BEGIN
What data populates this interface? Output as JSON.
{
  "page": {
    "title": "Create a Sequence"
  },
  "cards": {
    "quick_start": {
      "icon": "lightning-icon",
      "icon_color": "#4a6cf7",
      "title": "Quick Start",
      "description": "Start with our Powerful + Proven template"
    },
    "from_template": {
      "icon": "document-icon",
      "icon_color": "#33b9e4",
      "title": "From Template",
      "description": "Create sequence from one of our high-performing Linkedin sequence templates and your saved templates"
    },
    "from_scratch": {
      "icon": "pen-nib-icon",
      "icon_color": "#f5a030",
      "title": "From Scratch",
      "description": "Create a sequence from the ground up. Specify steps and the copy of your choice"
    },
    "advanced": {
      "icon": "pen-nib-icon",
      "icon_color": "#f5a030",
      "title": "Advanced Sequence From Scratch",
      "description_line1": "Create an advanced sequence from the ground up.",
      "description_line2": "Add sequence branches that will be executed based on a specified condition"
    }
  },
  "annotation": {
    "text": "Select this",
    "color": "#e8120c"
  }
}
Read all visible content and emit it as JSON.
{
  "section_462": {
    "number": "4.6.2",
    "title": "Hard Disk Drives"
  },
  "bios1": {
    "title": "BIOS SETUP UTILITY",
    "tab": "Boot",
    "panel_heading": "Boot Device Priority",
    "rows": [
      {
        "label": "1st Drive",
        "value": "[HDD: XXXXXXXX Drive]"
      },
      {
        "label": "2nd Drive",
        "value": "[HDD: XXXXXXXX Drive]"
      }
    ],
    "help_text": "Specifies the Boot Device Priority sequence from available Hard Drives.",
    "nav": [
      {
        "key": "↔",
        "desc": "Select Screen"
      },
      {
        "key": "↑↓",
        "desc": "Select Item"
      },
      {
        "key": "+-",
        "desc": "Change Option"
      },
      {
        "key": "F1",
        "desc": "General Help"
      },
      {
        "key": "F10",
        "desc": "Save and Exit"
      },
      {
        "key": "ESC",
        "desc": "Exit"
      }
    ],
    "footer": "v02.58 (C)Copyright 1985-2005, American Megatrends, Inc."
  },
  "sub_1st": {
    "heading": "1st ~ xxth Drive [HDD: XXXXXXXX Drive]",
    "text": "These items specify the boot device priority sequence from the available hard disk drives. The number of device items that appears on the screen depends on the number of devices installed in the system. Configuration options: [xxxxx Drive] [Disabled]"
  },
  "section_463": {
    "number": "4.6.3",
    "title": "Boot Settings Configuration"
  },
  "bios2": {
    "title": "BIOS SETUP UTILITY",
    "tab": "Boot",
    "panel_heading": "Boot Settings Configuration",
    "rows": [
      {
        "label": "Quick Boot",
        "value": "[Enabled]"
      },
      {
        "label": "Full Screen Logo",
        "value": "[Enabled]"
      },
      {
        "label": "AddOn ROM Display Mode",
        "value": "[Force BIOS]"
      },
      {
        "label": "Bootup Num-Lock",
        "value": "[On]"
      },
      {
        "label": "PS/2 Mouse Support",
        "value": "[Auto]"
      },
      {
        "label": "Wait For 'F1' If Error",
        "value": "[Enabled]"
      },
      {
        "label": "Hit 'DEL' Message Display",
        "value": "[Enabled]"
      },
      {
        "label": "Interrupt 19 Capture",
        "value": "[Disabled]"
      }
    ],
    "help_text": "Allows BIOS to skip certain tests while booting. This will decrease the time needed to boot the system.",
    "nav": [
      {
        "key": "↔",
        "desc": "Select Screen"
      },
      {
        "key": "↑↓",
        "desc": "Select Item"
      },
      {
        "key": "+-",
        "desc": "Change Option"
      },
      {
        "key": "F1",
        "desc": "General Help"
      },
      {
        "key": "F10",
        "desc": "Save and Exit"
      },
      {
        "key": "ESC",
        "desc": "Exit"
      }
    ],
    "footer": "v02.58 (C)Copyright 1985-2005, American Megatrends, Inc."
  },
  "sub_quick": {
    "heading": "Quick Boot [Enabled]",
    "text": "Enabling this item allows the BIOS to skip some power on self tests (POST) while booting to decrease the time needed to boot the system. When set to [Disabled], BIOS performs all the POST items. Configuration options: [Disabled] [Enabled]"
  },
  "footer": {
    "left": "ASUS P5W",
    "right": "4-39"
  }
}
END
=== Task goal ===
Copy out the data shown above without altering anything.

=== Exercise answer ===
What data populates this interface? Output as JSON.
{
  "page": {
    "title": "Create a Sequence"
  },
  "cards": {
    "quick_start": {
      "icon": "lightning-icon",
      "icon_color": "#4a6cf7",
      "title": "Quick Start",
      "description": "Start with our Powerful + Proven template"
    },
    "from_template": {
      "icon": "document-icon",
      "icon_color": "#33b9e4",
      "title": "From Template",
      "description": "Create sequence from one of our high-performing Linkedin sequence templates and your saved templates"
    },
    "from_scratch": {
      "icon": "pen-nib-icon",
      "icon_color": "#f5a030",
      "title": "From Scratch",
      "description": "Create a sequence from the ground up. Specify steps and the copy of your choice"
    },
    "advanced": {
      "icon": "pen-nib-icon",
      "icon_color": "#f5a030",
      "title": "Advanced Sequence From Scratch",
      "description_line1": "Create an advanced sequence from the ground up.",
      "description_line2": "Add sequence branches that will be executed based on a specified condition"
    }
  },
  "annotation": {
    "text": "Select this",
    "color": "#e8120c"
  }
}
Read all visible content and emit it as JSON.
{
  "section_462": {
    "number": "4.6.2",
    "title": "Hard Disk Drives"
  },
  "bios1": {
    "title": "BIOS SETUP UTILITY",
    "tab": "Boot",
    "panel_heading": "Boot Device Priority",
    "rows": [
      {
        "label": "1st Drive",
        "value": "[HDD: XXXXXXXX Drive]"
      },
      {
        "label": "2nd Drive",
        "value": "[HDD: XXXXXXXX Drive]"
      }
    ],
    "help_text": "Specifies the Boot Device Priority sequence from available Hard Drives.",
    "nav": [
      {
        "key": "↔",
        "desc": "Select Screen"
      },
      {
        "key": "↑↓",
        "desc": "Select Item"
      },
      {
        "key": "+-",
        "desc": "Change Option"
      },
      {
        "key": "F1",
        "desc": "General Help"
      },
      {
        "key": "F10",
        "desc": "Save and Exit"
      },
      {
        "key": "ESC",
        "desc": "Exit"
      }
    ],
    "footer": "v02.58 (C)Copyright 1985-2005, American Megatrends, Inc."
  },
  "sub_1st": {
    "heading": "1st ~ xxth Drive [HDD: XXXXXXXX Drive]",
    "text": "These items specify the boot device priority sequence from the available hard disk drives. The number of device items that appears on the screen depends on the number of devices installed in the system. Configuration options: [xxxxx Drive] [Disabled]"
  },
  "section_463": {
    "number": "4.6.3",
    "title": "Boot Settings Configuration"
  },
  "bios2": {
    "title": "BIOS SETUP UTILITY",
    "tab": "Boot",
    "panel_heading": "Boot Settings Configuration",
    "rows": [
      {
        "label": "Quick Boot",
        "value": "[Enabled]"
      },
      {
        "label": "Full Screen Logo",
        "value": "[Enabled]"
      },
      {
        "label": "AddOn ROM Display Mode",
        "value": "[Force BIOS]"
      },
      {
        "label": "Bootup Num-Lock",
        "value": "[On]"
      },
      {
        "label": "PS/2 Mouse Support",
        "value": "[Auto]"
      },
      {
        "label": "Wait For 'F1' If Error",
        "value": "[Enabled]"
      },
      {
        "label": "Hit 'DEL' Message Display",
        "value": "[Enabled]"
      },
      {
        "label": "Interrupt 19 Capture",
        "value": "[Disabled]"
      }
    ],
    "help_text": "Allows BIOS to skip certain tests while booting. This will decrease the time needed to boot the system.",
    "nav": [
      {
        "key": "↔",
        "desc": "Select Screen"
      },
      {
        "key": "↑↓",
        "desc": "Select Item"
      },
      {
        "key": "+-",
        "desc": "Change Option"
      },
      {
        "key": "F1",
        "desc": "General Help"
      },
      {
        "key": "F10",
        "desc": "Save and Exit"
      },
      {
        "key": "ESC",
        "desc": "Exit"
      }
    ],
    "footer": "v02.58 (C)Copyright 1985-2005, American Megatrends, Inc."
  },
  "sub_quick": {
    "heading": "Quick Boot [Enabled]",
    "text": "Enabling this item allows the BIOS to skip some power on self tests (POST) while booting to decrease the time needed to boot the system. When set to [Disabled], BIOS performs all the POST items. Configuration options: [Disabled] [Enabled]"
  },
  "footer": {
    "left": "ASUS P5W",
    "right": "4-39"
  }
}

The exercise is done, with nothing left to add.